> DATASET EXCERPTS:
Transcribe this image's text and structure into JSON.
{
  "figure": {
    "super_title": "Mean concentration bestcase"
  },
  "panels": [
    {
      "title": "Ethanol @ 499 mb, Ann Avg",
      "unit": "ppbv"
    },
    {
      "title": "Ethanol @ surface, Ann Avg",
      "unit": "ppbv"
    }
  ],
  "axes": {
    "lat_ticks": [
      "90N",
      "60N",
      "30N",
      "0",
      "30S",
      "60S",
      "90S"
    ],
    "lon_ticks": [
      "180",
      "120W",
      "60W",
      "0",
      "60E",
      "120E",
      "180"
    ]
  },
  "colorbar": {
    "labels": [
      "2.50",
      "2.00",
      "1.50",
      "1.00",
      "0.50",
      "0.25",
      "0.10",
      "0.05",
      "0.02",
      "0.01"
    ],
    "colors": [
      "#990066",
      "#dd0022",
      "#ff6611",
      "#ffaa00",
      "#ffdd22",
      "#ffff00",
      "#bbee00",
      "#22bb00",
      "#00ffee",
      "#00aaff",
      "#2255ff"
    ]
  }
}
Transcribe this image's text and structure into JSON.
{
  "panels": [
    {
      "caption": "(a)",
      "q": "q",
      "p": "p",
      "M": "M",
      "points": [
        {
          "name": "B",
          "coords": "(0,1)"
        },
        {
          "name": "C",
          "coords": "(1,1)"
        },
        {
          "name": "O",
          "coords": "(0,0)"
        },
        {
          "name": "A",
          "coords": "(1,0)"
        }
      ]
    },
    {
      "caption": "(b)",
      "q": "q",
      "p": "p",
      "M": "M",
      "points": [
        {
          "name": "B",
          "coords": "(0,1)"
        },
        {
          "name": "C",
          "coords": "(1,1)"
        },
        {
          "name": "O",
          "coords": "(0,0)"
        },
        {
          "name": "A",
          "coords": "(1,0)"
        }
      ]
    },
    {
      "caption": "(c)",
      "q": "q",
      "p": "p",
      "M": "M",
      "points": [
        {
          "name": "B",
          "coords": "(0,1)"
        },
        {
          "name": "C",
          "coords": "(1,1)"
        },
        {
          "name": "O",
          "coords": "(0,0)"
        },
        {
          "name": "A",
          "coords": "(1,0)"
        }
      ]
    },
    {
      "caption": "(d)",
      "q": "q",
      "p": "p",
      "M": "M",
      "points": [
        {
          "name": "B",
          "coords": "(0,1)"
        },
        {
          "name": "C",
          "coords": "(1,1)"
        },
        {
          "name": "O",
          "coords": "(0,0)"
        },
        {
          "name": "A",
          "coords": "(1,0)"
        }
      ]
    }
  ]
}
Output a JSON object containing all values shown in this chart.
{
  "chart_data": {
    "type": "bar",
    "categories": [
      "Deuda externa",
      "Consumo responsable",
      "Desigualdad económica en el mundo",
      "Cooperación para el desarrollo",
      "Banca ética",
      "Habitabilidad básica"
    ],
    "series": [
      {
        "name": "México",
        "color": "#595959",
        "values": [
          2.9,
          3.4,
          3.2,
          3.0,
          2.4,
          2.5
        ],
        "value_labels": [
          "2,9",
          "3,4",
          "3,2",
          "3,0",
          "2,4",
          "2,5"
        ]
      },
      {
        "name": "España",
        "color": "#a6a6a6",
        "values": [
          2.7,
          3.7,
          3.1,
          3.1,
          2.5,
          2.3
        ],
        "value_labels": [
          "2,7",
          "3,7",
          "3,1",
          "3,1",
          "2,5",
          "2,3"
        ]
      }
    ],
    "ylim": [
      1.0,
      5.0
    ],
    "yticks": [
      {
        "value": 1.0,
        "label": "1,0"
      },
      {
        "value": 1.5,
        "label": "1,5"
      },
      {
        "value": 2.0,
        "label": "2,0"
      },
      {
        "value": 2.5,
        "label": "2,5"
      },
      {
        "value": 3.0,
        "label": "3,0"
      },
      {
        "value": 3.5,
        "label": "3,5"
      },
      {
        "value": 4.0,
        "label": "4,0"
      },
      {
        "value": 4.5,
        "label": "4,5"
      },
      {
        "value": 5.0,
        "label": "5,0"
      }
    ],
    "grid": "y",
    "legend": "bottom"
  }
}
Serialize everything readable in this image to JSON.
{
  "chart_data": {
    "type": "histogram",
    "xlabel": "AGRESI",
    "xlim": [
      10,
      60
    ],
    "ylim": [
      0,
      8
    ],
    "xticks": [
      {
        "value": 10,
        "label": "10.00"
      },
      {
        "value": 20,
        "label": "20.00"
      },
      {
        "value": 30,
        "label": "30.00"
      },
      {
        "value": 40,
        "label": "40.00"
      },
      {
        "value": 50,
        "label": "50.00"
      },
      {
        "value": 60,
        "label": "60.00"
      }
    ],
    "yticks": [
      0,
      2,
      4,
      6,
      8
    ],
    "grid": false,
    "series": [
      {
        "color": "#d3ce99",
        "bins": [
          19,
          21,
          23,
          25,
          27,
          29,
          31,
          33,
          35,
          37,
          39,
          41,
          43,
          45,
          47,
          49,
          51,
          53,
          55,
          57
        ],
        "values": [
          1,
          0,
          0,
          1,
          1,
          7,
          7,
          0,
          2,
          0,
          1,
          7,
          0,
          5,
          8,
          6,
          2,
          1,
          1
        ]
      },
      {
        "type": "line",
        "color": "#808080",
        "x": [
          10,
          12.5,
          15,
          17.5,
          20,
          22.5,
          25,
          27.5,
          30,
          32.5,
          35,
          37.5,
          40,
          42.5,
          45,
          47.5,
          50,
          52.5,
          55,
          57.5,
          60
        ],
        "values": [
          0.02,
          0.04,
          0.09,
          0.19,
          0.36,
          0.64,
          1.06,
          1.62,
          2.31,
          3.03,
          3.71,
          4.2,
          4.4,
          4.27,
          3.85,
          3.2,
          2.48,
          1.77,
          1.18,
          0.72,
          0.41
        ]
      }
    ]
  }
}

> TASK DIRECTIONS: Show every line above in which the word "JSON" occurs.

> EXERCISE SOLUTION:
Transcribe this image's text and structure into JSON.
Transcribe this image's text and structure into JSON.
Output a JSON object containing all values shown in this chart.
Serialize everything readable in this image to JSON.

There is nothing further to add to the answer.